Selected excerpt:
────
Éric Vigner (born October 27, 1960 in Rennes, France) is a French stage director, actor and scenic designer. He is directing the CDDB-Théâtre de Lorient, Centre Dramatique National from 1996 to 2015.

Biography 

Éric Vigner graduated from the University of Brittany, France, in the visual arts. He then studied in Paris, at the National School of theatre art and techniques (ENSATT) and at the National Drama Academy CNSAD. His consecutive qualifications naturally led towards directorship.

In 1990 he founded his own theater company SUZANNE M. Éric Vigner. In 1996 he was appointed by the Minister of Culture (France) to direct Brittany's Drama Centre, henceforth called the CDDB-Théâtre de Lorient. Since 1996 the graphic artists M/M Paris are in charge of the CDDB's visual communication. Besides Vigner's commitment to contemporary playwrights such as Marguerite Duras and , for which he was awarded the honour of Chevalier dans l'Ordre des Arts et des Lettres in 1998, Vigner developed a new approach to the French classics - Racine's Bajazet (Comédie-Française 1995), Corneille's L’Illusion Comique (Théâtre Nanterre-Amandiers 1996), Victor Hugo's Marion De Lorme (Théâtre de la Ville 1999), Molière's L’École des femmes (Comédie-Française 1999) and Le Bourgeois gentilhomme (French-Korea cultural prize 2004) and Shakeapeare's Othello (Odéon – Théâtre de l’Europe 2008).

In October 2010, Vigner founded his international theater Academy. The Academy follows the principles of a little democracy and assembles seven young trilingual actors from seven cultural backgrounds - Morocco, Romania, Mali, Belgium, South Korea, Germany, Israel. They work on classical as well as contemporary forms of writing and present La Place Royale by Corneille, Guantanamo by Frank Smith and La Faculté by Christophe Honoré.
────
Structured page parsing data
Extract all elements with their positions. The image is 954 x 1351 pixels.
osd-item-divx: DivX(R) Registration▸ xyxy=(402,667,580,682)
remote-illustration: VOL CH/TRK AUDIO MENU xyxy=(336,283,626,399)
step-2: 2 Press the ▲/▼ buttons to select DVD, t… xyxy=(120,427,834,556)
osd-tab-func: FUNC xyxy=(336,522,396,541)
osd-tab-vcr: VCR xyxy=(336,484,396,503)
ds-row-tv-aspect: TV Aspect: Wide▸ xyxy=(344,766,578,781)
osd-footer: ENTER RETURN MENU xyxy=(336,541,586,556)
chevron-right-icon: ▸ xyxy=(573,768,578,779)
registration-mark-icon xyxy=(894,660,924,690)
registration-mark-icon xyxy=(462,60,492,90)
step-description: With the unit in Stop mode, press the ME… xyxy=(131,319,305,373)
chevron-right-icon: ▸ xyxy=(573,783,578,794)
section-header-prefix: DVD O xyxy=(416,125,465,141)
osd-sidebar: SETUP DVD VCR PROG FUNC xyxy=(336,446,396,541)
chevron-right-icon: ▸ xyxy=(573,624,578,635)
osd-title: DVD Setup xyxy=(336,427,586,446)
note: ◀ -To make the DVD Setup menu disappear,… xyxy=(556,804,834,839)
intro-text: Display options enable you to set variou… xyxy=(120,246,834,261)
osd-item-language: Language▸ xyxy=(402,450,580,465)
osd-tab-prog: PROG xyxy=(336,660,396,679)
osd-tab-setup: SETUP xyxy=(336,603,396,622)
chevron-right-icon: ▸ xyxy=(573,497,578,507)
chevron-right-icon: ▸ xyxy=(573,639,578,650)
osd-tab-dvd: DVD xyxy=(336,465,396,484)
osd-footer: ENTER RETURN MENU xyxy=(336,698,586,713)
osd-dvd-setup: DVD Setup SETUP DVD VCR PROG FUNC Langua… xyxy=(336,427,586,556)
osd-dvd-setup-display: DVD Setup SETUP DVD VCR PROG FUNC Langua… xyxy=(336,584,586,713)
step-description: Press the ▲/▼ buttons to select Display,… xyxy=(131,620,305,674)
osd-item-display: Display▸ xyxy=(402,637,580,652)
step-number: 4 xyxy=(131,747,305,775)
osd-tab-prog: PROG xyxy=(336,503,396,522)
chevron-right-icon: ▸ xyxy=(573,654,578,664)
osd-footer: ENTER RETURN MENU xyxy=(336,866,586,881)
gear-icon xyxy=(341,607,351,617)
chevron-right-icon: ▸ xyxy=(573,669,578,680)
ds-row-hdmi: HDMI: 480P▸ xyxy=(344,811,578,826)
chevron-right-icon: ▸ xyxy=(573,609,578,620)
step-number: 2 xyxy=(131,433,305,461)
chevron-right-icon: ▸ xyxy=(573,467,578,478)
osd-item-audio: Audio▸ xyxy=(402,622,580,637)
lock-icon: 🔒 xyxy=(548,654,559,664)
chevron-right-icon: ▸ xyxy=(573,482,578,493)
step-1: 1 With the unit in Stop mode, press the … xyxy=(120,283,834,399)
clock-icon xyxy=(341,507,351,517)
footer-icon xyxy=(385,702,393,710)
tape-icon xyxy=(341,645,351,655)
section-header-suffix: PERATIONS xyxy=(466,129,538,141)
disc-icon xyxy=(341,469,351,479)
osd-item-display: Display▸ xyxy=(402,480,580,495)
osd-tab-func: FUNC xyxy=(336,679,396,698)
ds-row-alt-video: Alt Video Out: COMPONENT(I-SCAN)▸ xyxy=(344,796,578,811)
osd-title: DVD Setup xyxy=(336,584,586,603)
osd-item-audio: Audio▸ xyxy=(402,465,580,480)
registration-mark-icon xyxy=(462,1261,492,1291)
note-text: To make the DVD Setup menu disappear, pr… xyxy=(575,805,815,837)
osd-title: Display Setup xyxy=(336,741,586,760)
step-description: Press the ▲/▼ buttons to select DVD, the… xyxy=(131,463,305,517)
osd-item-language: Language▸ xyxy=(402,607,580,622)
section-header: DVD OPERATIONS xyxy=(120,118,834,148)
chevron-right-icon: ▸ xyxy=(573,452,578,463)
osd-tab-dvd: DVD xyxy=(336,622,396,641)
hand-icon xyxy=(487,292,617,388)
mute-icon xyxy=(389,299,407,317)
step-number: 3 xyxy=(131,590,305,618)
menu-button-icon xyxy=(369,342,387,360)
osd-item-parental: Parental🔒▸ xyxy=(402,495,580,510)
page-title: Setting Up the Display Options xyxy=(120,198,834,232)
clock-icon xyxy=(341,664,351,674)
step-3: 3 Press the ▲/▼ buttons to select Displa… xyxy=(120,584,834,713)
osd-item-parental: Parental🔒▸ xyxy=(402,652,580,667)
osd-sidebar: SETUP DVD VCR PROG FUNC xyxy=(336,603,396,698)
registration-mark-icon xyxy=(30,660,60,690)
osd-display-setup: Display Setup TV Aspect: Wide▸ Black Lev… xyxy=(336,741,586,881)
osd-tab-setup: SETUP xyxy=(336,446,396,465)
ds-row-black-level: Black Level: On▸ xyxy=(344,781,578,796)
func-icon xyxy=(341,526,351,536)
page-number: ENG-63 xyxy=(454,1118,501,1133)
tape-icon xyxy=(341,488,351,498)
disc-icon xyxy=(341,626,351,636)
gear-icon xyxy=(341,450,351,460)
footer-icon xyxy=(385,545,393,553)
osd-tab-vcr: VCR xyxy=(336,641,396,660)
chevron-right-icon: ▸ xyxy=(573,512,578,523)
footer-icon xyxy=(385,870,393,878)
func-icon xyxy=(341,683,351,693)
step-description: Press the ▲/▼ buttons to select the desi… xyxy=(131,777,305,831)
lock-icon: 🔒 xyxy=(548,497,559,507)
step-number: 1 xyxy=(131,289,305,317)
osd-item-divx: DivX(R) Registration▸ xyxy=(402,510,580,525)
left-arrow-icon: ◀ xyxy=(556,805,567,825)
────
What the task asks: Update the text about Éric Vigner from "Éric Vigner (born" to "1996 to 2015.", changing "stage director" to "theater director". This material stands apart from the text about Éric Vigner.

Task solution:
Éric Vigner (born October 27, 1960 in Rennes, France) is a French theater director, actor and scenic designer. He is directing the CDDB-Théâtre de Lorient, Centre Dramatique National from 1996 to 2015.